THE EXERCISE: Pick out each line of the records in which the word "marker" appears.

═══ GIVEN RECORDS ═══

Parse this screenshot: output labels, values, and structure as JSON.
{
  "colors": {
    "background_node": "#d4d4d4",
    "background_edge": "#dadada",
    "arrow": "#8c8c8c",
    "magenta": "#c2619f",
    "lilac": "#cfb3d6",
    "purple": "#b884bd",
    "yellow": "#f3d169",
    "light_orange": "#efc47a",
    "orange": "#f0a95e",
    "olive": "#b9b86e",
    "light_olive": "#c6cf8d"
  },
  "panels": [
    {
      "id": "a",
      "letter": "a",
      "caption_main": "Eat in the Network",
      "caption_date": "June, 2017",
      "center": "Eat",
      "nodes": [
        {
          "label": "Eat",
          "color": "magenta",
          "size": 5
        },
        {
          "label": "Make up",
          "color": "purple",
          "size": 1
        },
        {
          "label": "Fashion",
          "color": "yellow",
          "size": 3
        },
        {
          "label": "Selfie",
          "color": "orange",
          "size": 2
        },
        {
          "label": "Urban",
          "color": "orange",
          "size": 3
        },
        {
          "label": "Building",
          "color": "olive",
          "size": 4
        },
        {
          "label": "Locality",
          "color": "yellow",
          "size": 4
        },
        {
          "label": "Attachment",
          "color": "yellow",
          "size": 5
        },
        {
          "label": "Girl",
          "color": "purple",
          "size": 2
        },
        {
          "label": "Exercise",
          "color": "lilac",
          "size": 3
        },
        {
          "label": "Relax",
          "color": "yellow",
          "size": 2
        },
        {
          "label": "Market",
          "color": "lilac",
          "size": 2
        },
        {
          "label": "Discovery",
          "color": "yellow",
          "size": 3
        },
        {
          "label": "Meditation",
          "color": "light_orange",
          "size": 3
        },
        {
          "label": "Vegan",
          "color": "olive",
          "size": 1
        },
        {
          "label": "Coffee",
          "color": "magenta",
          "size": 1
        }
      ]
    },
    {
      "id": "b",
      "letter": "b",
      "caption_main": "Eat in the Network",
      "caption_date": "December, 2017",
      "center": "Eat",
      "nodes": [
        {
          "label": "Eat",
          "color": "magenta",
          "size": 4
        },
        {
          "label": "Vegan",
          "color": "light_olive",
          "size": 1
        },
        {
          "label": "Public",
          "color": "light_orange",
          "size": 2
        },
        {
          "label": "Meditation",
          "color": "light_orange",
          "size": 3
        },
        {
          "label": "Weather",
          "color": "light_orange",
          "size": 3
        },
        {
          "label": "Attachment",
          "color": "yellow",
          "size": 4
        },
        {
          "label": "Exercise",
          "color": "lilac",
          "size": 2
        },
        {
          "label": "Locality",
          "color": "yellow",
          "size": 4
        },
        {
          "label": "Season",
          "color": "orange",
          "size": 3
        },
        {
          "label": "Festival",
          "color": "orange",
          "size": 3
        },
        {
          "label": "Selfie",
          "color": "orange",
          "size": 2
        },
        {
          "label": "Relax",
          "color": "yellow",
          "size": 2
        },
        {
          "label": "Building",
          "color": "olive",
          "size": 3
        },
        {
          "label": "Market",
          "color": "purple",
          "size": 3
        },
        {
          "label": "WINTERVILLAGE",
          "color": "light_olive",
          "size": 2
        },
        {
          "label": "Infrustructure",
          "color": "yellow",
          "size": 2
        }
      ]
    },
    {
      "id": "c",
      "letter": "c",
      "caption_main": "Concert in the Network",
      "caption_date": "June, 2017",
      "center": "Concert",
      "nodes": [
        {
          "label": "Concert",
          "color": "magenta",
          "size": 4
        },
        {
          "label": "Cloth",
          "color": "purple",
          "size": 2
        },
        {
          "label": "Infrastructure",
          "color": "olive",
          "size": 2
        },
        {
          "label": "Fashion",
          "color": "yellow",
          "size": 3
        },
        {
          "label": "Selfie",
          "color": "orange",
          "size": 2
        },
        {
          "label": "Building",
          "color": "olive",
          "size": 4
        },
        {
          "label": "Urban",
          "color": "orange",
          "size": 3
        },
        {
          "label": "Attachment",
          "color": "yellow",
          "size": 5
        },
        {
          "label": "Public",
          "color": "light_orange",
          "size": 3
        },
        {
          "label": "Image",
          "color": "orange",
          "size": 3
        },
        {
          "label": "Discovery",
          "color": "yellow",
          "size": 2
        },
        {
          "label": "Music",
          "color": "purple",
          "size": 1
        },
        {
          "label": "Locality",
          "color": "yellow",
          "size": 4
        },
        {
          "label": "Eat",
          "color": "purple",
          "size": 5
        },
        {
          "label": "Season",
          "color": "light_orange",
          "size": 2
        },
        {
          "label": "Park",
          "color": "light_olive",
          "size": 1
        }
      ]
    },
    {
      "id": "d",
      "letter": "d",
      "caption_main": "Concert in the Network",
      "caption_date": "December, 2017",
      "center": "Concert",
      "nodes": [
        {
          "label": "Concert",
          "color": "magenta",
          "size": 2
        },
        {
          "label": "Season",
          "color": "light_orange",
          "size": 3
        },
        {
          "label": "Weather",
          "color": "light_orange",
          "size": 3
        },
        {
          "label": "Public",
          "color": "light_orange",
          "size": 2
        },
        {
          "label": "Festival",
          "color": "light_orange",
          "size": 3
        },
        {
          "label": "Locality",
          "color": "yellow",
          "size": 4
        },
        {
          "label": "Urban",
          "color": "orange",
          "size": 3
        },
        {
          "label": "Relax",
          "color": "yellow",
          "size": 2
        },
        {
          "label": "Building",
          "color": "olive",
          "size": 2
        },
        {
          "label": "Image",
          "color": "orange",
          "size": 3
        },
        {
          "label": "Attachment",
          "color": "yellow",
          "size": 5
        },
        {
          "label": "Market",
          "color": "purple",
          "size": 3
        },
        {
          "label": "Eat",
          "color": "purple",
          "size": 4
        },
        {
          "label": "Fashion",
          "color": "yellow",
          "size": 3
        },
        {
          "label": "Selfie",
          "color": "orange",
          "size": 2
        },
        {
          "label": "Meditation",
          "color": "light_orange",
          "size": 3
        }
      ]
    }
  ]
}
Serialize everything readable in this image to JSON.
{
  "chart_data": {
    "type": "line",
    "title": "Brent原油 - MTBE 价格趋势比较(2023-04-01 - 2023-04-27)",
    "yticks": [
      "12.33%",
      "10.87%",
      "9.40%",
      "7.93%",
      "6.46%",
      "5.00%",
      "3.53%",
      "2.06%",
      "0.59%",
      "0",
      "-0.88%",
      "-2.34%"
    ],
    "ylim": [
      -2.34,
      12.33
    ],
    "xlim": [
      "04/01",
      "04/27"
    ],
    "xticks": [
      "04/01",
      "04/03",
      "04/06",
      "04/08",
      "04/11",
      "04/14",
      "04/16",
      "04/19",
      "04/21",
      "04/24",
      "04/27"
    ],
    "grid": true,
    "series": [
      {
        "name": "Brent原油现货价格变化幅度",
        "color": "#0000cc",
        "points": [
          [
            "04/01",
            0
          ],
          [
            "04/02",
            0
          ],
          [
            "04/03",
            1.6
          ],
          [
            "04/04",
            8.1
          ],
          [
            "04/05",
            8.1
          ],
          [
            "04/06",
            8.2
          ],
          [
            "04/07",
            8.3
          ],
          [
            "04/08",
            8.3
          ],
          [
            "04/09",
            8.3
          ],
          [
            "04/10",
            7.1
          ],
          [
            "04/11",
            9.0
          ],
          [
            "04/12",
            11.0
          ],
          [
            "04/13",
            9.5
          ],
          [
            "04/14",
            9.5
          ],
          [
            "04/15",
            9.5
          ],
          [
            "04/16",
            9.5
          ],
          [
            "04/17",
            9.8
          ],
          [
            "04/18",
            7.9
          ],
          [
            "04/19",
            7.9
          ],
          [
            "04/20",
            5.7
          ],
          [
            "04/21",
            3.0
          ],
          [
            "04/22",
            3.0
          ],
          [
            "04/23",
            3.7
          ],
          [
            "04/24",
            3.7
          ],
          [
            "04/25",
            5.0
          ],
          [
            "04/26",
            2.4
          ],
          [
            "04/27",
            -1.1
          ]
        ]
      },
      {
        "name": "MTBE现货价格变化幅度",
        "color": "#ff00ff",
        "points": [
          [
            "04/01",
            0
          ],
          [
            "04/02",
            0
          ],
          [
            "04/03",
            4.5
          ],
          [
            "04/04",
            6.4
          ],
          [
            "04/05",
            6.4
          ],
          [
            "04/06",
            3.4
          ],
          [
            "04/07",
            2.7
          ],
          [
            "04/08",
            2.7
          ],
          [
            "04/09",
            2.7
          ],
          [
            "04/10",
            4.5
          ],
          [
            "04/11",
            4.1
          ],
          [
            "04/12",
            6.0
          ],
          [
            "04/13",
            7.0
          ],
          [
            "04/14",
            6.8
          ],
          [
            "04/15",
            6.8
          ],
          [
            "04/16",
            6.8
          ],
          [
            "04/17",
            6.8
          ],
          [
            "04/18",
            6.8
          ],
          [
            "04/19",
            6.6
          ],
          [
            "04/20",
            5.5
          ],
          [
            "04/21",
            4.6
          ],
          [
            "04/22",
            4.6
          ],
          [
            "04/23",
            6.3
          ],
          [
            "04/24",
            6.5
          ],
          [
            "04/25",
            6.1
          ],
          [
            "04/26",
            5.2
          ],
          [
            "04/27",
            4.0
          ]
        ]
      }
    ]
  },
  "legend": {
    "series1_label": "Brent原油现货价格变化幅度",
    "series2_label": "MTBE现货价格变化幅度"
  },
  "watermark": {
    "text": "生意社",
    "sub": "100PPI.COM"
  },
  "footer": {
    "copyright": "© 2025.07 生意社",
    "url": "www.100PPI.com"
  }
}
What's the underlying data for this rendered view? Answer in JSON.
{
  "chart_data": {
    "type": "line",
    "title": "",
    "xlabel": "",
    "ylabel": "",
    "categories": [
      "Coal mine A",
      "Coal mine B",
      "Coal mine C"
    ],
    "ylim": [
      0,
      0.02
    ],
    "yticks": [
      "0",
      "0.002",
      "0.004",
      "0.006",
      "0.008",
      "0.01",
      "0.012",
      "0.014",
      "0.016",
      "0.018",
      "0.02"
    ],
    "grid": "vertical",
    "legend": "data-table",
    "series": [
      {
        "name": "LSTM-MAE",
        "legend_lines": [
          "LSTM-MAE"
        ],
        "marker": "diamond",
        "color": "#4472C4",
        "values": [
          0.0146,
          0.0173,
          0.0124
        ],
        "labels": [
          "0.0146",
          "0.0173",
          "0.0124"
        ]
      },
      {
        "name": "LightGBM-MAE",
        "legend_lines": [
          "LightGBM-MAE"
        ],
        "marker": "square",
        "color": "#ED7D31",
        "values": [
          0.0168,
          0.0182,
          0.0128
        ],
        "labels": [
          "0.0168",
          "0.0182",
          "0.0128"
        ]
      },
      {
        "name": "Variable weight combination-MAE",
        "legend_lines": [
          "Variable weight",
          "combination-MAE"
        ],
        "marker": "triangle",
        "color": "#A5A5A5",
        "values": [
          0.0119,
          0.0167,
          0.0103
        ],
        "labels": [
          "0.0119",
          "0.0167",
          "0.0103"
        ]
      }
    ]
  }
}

═══

WORKED ANSWER:
        "marker": "diamond",
        "marker": "square",
        "marker": "triangle",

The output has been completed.